• TASK REQUIREMENTS: Print the records below exactly as they appear.

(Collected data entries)
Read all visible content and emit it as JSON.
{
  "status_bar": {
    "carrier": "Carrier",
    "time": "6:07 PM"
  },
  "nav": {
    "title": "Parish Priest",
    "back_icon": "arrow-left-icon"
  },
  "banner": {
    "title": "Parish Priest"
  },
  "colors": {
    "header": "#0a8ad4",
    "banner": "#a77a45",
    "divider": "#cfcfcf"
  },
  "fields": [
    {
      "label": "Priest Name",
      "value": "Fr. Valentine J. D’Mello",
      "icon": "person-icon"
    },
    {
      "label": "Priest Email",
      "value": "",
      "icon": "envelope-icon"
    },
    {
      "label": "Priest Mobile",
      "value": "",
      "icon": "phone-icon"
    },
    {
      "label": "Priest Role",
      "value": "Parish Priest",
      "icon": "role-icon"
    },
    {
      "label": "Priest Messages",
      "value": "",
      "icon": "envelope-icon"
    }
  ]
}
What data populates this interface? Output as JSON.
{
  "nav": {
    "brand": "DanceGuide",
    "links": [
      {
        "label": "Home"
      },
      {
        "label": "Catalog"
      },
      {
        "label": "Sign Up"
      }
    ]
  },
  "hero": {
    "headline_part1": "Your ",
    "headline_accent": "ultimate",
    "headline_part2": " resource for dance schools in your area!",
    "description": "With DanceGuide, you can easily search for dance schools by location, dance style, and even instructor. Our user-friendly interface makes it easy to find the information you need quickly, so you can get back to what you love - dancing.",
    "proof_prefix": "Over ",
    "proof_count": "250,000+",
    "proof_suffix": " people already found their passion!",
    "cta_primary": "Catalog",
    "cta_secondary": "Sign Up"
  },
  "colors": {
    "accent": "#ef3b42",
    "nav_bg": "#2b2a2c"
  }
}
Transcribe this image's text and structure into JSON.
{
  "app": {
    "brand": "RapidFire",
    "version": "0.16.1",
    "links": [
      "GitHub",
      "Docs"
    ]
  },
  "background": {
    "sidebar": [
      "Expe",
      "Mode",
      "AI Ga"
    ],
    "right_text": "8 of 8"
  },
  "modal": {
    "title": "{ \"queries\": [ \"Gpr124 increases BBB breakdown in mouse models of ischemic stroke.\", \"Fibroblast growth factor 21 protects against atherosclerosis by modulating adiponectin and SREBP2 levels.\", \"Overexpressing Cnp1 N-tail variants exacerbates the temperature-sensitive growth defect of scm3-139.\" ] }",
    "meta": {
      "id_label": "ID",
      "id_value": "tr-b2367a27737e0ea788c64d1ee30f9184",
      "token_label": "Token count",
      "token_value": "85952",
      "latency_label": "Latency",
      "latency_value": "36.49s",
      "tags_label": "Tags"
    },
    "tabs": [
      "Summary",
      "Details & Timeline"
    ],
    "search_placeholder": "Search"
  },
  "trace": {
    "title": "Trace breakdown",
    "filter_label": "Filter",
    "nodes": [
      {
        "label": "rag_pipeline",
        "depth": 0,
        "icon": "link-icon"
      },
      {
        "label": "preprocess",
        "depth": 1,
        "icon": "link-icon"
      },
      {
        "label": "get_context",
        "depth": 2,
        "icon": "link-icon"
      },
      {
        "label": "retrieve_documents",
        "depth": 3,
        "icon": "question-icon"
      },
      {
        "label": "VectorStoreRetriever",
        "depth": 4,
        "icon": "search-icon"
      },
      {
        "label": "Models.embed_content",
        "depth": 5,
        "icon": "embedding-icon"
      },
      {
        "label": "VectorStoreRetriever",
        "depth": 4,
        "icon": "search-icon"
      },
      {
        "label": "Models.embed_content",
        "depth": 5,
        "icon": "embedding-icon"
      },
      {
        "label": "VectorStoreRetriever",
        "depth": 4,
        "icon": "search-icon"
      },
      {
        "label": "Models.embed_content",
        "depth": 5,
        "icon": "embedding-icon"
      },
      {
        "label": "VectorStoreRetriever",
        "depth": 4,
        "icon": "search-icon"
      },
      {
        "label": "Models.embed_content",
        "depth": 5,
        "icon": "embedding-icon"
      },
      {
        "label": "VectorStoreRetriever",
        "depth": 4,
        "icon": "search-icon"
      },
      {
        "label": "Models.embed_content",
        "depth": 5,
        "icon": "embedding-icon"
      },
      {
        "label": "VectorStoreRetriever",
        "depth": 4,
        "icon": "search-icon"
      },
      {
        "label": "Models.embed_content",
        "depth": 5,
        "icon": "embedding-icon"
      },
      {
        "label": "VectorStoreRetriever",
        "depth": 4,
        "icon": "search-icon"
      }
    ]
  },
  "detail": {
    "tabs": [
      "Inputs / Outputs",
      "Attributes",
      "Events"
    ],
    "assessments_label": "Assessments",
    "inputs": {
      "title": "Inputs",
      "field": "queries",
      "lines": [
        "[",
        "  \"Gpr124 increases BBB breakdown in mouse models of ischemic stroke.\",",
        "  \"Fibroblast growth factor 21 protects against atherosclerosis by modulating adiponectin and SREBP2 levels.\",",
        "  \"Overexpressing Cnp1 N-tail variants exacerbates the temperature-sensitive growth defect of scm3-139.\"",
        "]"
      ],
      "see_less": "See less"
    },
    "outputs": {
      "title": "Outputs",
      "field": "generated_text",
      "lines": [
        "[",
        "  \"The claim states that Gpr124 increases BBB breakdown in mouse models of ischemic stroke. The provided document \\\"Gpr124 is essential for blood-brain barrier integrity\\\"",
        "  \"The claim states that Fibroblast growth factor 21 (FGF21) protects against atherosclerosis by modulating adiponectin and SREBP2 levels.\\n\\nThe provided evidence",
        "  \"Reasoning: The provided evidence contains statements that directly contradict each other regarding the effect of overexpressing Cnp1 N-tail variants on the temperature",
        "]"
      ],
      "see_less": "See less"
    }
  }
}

• ANSWER BELOW:
Read all visible content and emit it as JSON.
{
  "status_bar": {
    "carrier": "Carrier",
    "time": "6:07 PM"
  },
  "nav": {
    "title": "Parish Priest",
    "back_icon": "arrow-left-icon"
  },
  "banner": {
    "title": "Parish Priest"
  },
  "colors": {
    "header": "#0a8ad4",
    "banner": "#a77a45",
    "divider": "#cfcfcf"
  },
  "fields": [
    {
      "label": "Priest Name",
      "value": "Fr. Valentine J. D’Mello",
      "icon": "person-icon"
    },
    {
      "label": "Priest Email",
      "value": "",
      "icon": "envelope-icon"
    },
    {
      "label": "Priest Mobile",
      "value": "",
      "icon": "phone-icon"
    },
    {
      "label": "Priest Role",
      "value": "Parish Priest",
      "icon": "role-icon"
    },
    {
      "label": "Priest Messages",
      "value": "",
      "icon": "envelope-icon"
    }
  ]
}
What data populates this interface? Output as JSON.
{
  "nav": {
    "brand": "DanceGuide",
    "links": [
      {
        "label": "Home"
      },
      {
        "label": "Catalog"
      },
      {
        "label": "Sign Up"
      }
    ]
  },
  "hero": {
    "headline_part1": "Your ",
    "headline_accent": "ultimate",
    "headline_part2": " resource for dance schools in your area!",
    "description": "With DanceGuide, you can easily search for dance schools by location, dance style, and even instructor. Our user-friendly interface makes it easy to find the information you need quickly, so you can get back to what you love - dancing.",
    "proof_prefix": "Over ",
    "proof_count": "250,000+",
    "proof_suffix": " people already found their passion!",
    "cta_primary": "Catalog",
    "cta_secondary": "Sign Up"
  },
  "colors": {
    "accent": "#ef3b42",
    "nav_bg": "#2b2a2c"
  }
}
Transcribe this image's text and structure into JSON.
{
  "app": {
    "brand": "RapidFire",
    "version": "0.16.1",
    "links": [
      "GitHub",
      "Docs"
    ]
  },
  "background": {
    "sidebar": [
      "Expe",
      "Mode",
      "AI Ga"
    ],
    "right_text": "8 of 8"
  },
  "modal": {
    "title": "{ \"queries\": [ \"Gpr124 increases BBB breakdown in mouse models of ischemic stroke.\", \"Fibroblast growth factor 21 protects against atherosclerosis by modulating adiponectin and SREBP2 levels.\", \"Overexpressing Cnp1 N-tail variants exacerbates the temperature-sensitive growth defect of scm3-139.\" ] }",
    "meta": {
      "id_label": "ID",
      "id_value": "tr-b2367a27737e0ea788c64d1ee30f9184",
      "token_label": "Token count",
      "token_value": "85952",
      "latency_label": "Latency",
      "latency_value": "36.49s",
      "tags_label": "Tags"
    },
    "tabs": [
      "Summary",
      "Details & Timeline"
    ],
    "search_placeholder": "Search"
  },
  "trace": {
    "title": "Trace breakdown",
    "filter_label": "Filter",
    "nodes": [
      {
        "label": "rag_pipeline",
        "depth": 0,
        "icon": "link-icon"
      },
      {
        "label": "preprocess",
        "depth": 1,
        "icon": "link-icon"
      },
      {
        "label": "get_context",
        "depth": 2,
        "icon": "link-icon"
      },
      {
        "label": "retrieve_documents",
        "depth": 3,
        "icon": "question-icon"
      },
      {
        "label": "VectorStoreRetriever",
        "depth": 4,
        "icon": "search-icon"
      },
      {
        "label": "Models.embed_content",
        "depth": 5,
        "icon": "embedding-icon"
      },
      {
        "label": "VectorStoreRetriever",
        "depth": 4,
        "icon": "search-icon"
      },
      {
        "label": "Models.embed_content",
        "depth": 5,
        "icon": "embedding-icon"
      },
      {
        "label": "VectorStoreRetriever",
        "depth": 4,
        "icon": "search-icon"
      },
      {
        "label": "Models.embed_content",
        "depth": 5,
        "icon": "embedding-icon"
      },
      {
        "label": "VectorStoreRetriever",
        "depth": 4,
        "icon": "search-icon"
      },
      {
        "label": "Models.embed_content",
        "depth": 5,
        "icon": "embedding-icon"
      },
      {
        "label": "VectorStoreRetriever",
        "depth": 4,
        "icon": "search-icon"
      },
      {
        "label": "Models.embed_content",
        "depth": 5,
        "icon": "embedding-icon"
      },
      {
        "label": "VectorStoreRetriever",
        "depth": 4,
        "icon": "search-icon"
      },
      {
        "label": "Models.embed_content",
        "depth": 5,
        "icon": "embedding-icon"
      },
      {
        "label": "VectorStoreRetriever",
        "depth": 4,
        "icon": "search-icon"
      }
    ]
  },
  "detail": {
    "tabs": [
      "Inputs / Outputs",
      "Attributes",
      "Events"
    ],
    "assessments_label": "Assessments",
    "inputs": {
      "title": "Inputs",
      "field": "queries",
      "lines": [
        "[",
        "  \"Gpr124 increases BBB breakdown in mouse models of ischemic stroke.\",",
        "  \"Fibroblast growth factor 21 protects against atherosclerosis by modulating adiponectin and SREBP2 levels.\",",
        "  \"Overexpressing Cnp1 N-tail variants exacerbates the temperature-sensitive growth defect of scm3-139.\"",
        "]"
      ],
      "see_less": "See less"
    },
    "outputs": {
      "title": "Outputs",
      "field": "generated_text",
      "lines": [
        "[",
        "  \"The claim states that Gpr124 increases BBB breakdown in mouse models of ischemic stroke. The provided document \\\"Gpr124 is essential for blood-brain barrier integrity\\\"",
        "  \"The claim states that Fibroblast growth factor 21 (FGF21) protects against atherosclerosis by modulating adiponectin and SREBP2 levels.\\n\\nThe provided evidence",
        "  \"Reasoning: The provided evidence contains statements that directly contradict each other regarding the effect of overexpressing Cnp1 N-tail variants on the temperature",
        "]"
      ],
      "see_less": "See less"
    }
  }
}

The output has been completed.